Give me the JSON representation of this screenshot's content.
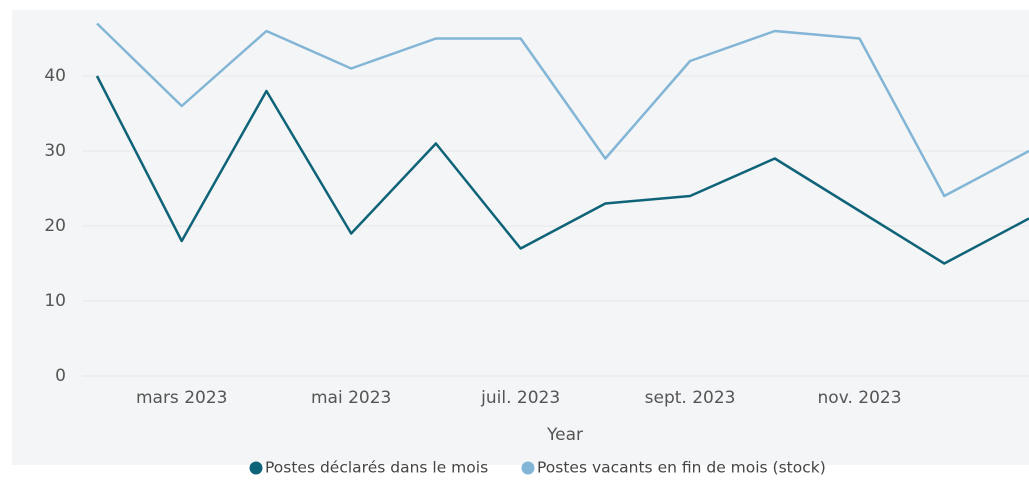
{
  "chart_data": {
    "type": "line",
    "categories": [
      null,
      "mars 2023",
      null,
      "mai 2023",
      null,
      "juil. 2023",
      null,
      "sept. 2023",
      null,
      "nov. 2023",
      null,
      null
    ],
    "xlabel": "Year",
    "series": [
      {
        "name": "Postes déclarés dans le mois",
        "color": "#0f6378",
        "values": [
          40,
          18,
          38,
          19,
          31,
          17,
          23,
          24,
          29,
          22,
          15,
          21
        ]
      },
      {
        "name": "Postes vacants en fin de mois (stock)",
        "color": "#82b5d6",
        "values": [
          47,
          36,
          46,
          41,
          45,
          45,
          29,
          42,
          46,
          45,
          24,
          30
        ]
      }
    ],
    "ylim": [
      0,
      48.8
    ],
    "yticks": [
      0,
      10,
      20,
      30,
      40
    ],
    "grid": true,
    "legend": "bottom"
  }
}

++++++++++++++++++++

▶ _What you will do_
Among these entries, how many lines include the string "Postes"? Reply with the number by itself.

▶ _The output_
2